EXERCISE OBJECTIVE:
From the entries below, copy every line that holds the word "Dental".

LISTED ENTRIES:

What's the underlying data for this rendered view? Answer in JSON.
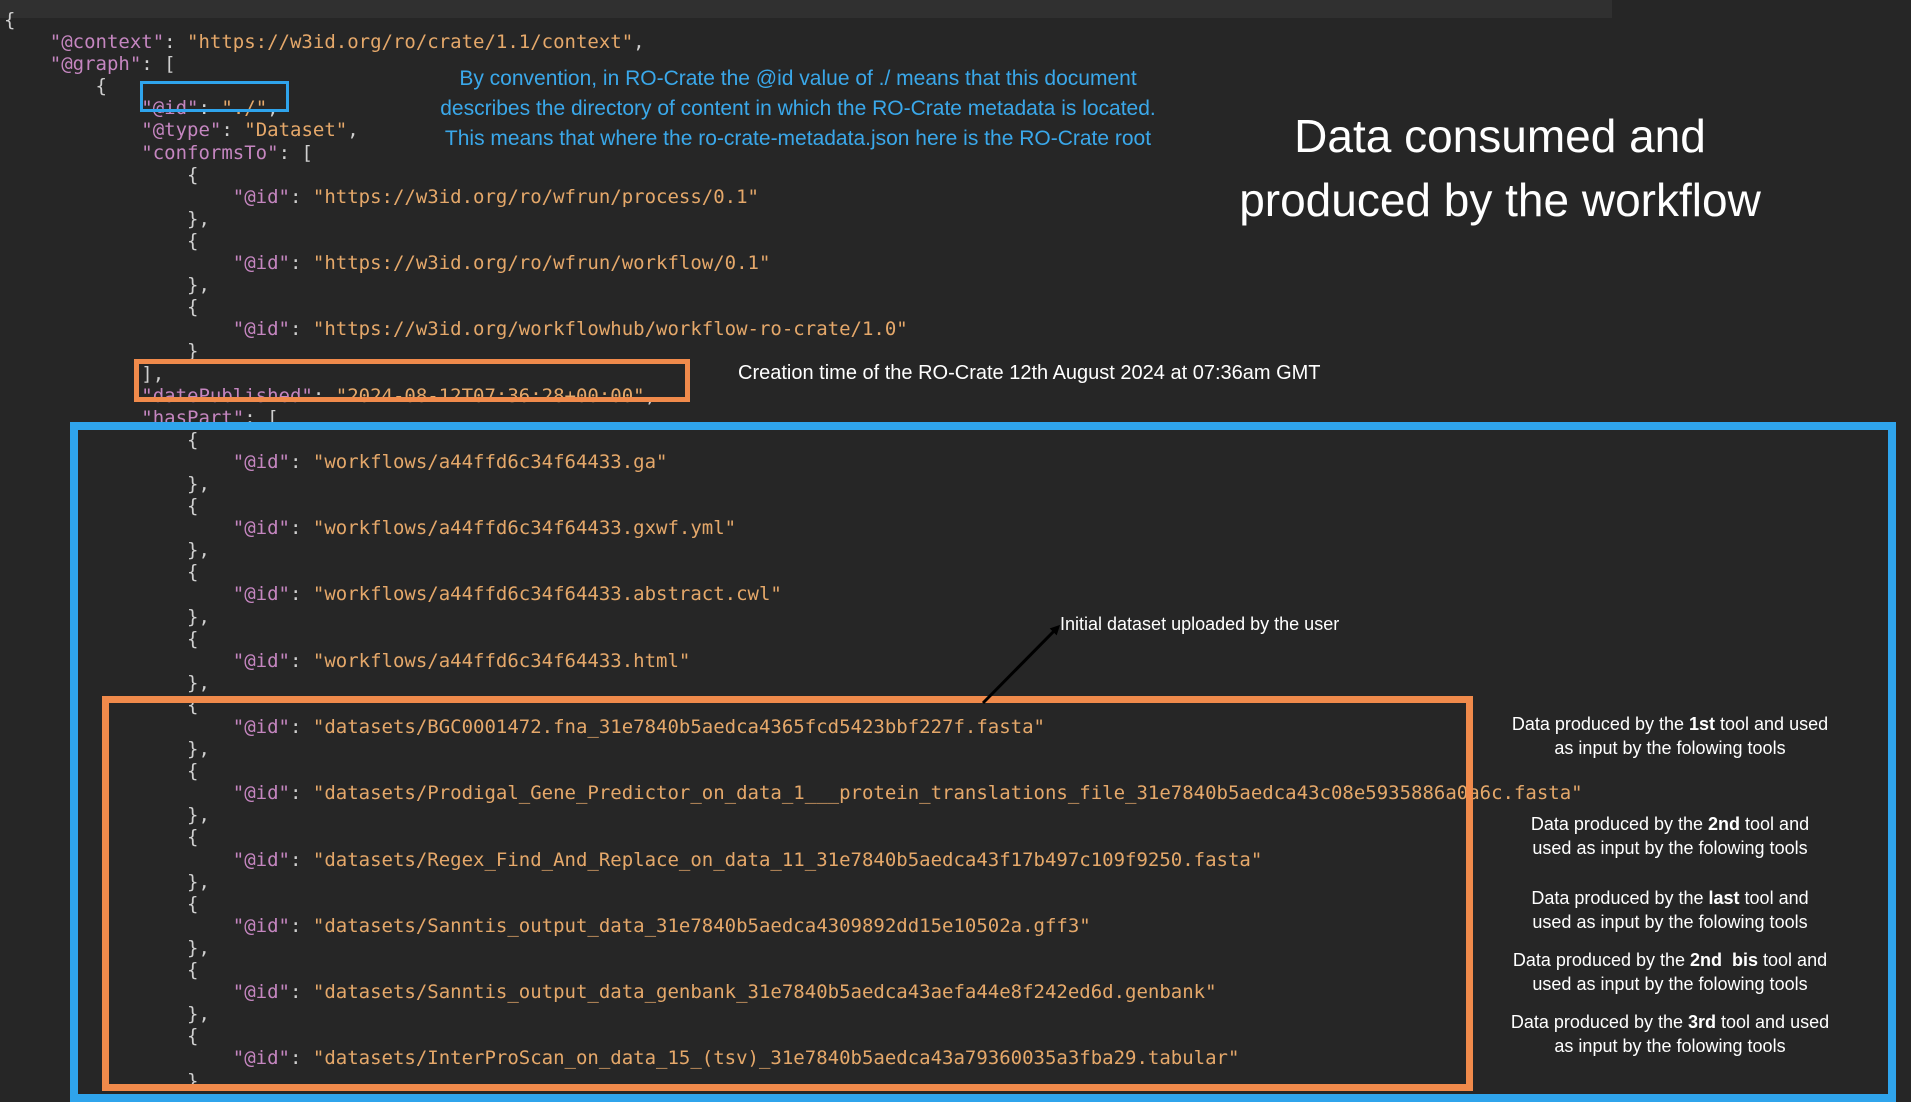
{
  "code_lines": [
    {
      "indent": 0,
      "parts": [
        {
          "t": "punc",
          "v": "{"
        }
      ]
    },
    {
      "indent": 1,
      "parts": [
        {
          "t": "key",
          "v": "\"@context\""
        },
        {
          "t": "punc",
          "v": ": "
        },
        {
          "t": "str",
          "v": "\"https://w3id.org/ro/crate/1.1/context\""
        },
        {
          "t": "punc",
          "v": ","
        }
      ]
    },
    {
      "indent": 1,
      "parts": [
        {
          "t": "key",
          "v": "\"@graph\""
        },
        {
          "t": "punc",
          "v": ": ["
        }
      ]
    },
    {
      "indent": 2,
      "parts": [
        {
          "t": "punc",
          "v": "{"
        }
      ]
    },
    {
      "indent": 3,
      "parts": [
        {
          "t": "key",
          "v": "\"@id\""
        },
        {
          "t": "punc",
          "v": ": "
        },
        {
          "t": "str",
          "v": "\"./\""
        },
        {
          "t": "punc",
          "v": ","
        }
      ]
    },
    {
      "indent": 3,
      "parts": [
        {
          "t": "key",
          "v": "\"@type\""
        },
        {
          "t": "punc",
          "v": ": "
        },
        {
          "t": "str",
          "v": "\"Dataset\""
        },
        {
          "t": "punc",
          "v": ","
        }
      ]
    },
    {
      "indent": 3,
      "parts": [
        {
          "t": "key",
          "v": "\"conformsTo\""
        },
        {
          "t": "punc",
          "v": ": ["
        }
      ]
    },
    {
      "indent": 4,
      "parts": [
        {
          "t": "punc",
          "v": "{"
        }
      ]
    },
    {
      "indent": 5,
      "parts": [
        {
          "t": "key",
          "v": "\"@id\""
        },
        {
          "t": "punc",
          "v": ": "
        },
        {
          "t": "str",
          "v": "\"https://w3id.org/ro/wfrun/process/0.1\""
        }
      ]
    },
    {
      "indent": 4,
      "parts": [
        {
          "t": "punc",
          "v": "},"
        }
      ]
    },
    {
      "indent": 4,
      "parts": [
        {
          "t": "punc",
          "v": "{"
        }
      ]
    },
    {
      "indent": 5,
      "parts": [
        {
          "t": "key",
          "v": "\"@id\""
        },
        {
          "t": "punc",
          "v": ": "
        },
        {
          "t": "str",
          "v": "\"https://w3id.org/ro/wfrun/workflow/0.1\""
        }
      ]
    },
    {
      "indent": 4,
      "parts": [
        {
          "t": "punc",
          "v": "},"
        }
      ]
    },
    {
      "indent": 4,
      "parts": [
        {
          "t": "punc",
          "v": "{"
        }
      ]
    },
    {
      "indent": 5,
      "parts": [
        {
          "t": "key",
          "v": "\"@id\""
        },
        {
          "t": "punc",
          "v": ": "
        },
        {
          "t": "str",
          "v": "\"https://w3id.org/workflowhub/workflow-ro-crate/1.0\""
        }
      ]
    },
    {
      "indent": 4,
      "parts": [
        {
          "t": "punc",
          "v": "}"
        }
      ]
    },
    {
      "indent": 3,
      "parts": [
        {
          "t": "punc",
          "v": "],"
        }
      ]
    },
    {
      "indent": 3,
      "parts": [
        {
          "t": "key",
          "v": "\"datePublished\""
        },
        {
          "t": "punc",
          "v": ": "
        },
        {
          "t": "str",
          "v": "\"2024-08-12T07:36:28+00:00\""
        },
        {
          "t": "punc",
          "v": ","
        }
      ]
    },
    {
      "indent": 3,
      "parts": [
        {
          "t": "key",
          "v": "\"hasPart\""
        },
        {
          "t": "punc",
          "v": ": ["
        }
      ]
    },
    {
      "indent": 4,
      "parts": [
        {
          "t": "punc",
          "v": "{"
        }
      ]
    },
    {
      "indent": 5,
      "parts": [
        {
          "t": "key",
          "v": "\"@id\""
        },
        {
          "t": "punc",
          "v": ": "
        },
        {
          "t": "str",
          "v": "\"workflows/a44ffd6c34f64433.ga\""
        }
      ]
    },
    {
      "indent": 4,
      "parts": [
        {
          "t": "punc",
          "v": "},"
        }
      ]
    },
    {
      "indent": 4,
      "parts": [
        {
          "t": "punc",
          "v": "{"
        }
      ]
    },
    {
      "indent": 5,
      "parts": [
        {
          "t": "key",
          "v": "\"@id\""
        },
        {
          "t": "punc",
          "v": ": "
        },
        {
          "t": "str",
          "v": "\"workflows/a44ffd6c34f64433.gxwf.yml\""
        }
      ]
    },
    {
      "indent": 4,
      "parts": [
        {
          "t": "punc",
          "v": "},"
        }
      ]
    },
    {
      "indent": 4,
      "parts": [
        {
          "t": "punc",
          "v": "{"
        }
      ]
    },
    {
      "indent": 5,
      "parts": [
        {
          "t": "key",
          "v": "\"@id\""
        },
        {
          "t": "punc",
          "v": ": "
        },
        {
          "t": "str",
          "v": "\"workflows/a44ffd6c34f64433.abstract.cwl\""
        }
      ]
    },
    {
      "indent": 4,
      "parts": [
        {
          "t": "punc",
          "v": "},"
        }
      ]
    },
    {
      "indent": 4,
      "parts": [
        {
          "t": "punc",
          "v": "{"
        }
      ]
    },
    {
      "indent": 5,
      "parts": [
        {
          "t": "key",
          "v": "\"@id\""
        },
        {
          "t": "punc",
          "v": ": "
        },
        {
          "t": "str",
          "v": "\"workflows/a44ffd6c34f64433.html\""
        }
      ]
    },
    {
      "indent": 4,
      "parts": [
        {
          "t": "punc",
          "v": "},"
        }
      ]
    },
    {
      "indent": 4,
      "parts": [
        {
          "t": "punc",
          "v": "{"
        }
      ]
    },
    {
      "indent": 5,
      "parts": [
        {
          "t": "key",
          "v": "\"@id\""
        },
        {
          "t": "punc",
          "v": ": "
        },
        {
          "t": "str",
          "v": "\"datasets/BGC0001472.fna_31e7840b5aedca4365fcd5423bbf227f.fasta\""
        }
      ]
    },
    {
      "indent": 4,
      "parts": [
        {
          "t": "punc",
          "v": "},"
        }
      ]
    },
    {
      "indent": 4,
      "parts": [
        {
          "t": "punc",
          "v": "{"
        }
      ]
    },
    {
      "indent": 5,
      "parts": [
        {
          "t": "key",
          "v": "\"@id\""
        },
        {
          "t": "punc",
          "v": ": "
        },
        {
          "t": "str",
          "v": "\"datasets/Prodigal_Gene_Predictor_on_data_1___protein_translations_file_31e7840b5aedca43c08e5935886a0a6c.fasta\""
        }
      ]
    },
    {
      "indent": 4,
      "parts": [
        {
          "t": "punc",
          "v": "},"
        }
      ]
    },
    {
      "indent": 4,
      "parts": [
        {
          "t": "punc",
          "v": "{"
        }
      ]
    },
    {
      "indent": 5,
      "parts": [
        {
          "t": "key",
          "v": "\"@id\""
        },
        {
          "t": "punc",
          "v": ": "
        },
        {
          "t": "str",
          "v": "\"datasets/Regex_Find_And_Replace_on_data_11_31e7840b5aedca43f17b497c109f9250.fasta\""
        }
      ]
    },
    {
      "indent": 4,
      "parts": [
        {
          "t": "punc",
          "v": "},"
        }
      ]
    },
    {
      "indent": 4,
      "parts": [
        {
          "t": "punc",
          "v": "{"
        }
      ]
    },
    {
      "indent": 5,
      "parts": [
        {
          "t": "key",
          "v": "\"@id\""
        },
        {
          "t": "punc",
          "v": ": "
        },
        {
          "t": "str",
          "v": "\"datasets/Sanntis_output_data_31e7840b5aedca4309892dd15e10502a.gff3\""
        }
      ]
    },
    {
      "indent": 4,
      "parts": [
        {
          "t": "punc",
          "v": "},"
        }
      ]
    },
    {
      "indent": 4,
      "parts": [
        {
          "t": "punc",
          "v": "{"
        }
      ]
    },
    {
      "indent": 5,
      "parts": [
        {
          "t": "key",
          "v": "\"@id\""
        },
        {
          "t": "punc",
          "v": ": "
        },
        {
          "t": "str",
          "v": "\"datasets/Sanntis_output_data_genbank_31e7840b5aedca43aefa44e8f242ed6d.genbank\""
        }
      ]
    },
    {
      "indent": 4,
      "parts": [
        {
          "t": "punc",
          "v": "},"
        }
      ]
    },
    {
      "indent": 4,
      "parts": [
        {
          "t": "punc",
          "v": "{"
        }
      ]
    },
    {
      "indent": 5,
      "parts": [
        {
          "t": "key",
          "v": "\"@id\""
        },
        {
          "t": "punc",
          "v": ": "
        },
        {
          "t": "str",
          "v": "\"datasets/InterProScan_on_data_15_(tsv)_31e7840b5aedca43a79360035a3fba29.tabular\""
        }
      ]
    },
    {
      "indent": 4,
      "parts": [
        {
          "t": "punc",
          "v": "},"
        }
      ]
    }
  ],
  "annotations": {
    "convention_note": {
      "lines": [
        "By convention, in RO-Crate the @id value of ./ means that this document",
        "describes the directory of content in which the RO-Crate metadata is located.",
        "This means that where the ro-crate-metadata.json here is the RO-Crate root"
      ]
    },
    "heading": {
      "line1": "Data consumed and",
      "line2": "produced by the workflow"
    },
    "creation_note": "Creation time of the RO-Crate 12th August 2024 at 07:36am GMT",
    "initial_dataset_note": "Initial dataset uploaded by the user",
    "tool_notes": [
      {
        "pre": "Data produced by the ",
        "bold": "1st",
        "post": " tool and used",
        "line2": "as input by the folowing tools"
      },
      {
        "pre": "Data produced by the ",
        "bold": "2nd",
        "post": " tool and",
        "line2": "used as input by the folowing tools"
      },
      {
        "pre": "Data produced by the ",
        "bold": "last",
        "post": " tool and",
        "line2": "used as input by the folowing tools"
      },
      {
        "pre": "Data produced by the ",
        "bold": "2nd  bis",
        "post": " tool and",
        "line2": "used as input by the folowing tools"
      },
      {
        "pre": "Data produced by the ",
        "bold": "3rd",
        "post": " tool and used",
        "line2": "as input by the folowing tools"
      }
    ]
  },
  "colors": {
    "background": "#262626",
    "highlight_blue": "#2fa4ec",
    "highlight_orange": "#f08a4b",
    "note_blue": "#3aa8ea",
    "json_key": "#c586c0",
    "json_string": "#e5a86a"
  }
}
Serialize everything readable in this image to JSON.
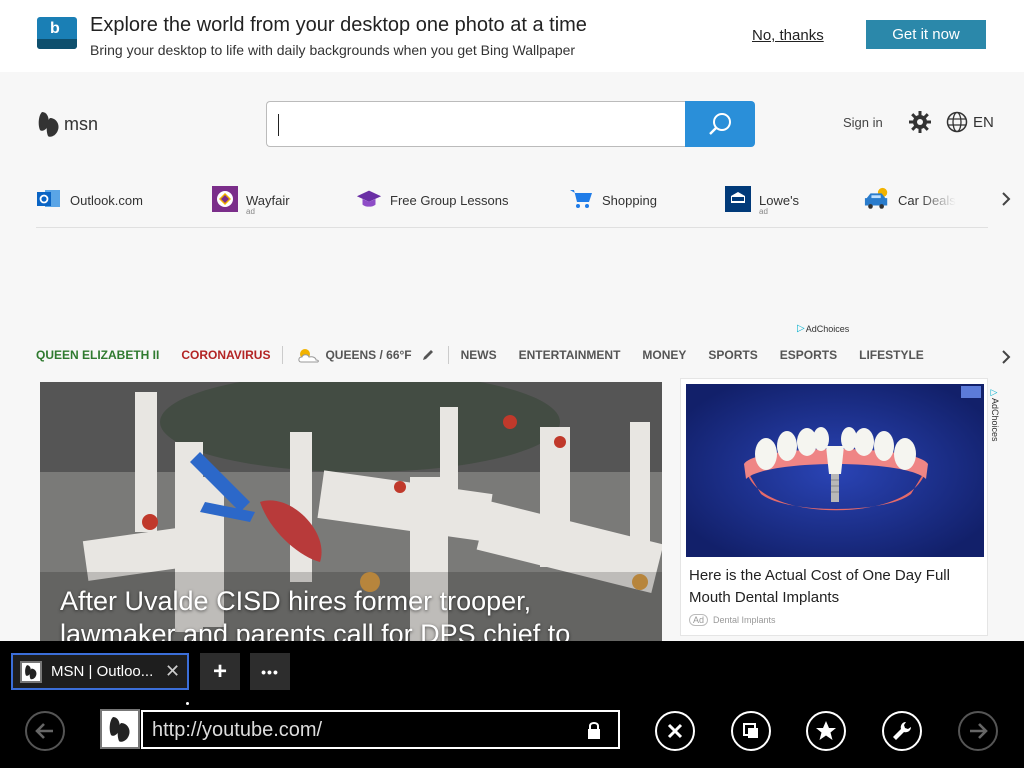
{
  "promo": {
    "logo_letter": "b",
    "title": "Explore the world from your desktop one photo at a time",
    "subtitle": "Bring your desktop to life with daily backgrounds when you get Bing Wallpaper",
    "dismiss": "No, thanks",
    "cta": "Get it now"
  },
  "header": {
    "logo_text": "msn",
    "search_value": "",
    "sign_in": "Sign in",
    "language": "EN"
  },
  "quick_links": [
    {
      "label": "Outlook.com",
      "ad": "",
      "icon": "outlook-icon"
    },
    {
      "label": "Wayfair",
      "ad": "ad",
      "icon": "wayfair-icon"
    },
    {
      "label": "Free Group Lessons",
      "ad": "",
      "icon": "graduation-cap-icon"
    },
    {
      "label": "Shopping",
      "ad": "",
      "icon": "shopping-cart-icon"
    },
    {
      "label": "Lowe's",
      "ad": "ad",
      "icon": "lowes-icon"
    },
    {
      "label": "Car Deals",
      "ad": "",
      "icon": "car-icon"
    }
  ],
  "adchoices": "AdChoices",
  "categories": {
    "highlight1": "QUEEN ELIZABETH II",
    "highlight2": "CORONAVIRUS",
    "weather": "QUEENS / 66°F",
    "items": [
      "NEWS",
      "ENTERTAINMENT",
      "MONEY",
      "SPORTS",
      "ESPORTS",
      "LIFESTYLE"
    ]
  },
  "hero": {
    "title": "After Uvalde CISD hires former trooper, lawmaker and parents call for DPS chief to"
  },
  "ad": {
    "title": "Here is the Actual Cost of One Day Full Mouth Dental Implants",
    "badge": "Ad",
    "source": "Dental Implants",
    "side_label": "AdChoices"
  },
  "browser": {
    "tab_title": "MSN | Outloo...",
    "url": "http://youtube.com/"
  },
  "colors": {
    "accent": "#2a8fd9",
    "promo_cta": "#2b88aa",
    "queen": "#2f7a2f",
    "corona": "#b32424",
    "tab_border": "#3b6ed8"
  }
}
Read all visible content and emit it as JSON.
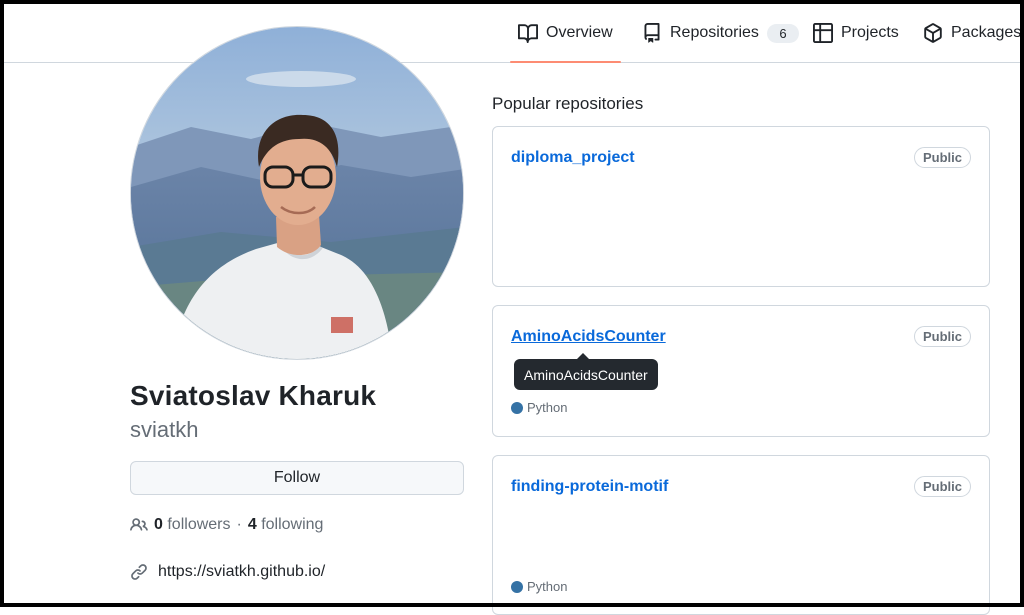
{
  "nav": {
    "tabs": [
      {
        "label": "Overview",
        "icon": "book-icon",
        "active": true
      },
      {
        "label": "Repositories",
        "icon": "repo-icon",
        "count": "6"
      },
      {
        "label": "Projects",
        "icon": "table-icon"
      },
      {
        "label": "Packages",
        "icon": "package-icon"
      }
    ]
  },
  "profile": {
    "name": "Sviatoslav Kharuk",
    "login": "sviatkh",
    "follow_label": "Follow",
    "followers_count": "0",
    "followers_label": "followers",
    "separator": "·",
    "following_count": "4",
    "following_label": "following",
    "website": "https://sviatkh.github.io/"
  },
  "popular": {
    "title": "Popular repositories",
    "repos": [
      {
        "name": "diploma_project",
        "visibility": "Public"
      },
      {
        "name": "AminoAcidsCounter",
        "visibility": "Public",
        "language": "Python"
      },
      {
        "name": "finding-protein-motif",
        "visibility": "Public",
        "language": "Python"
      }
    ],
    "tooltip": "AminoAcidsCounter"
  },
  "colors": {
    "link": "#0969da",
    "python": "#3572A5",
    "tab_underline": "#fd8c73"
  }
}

WRITTEN RESPONSE:
    "title": "Here is the Actual Cost of One Day Full Mouth Dental Implants",
    "source": "Dental Implants",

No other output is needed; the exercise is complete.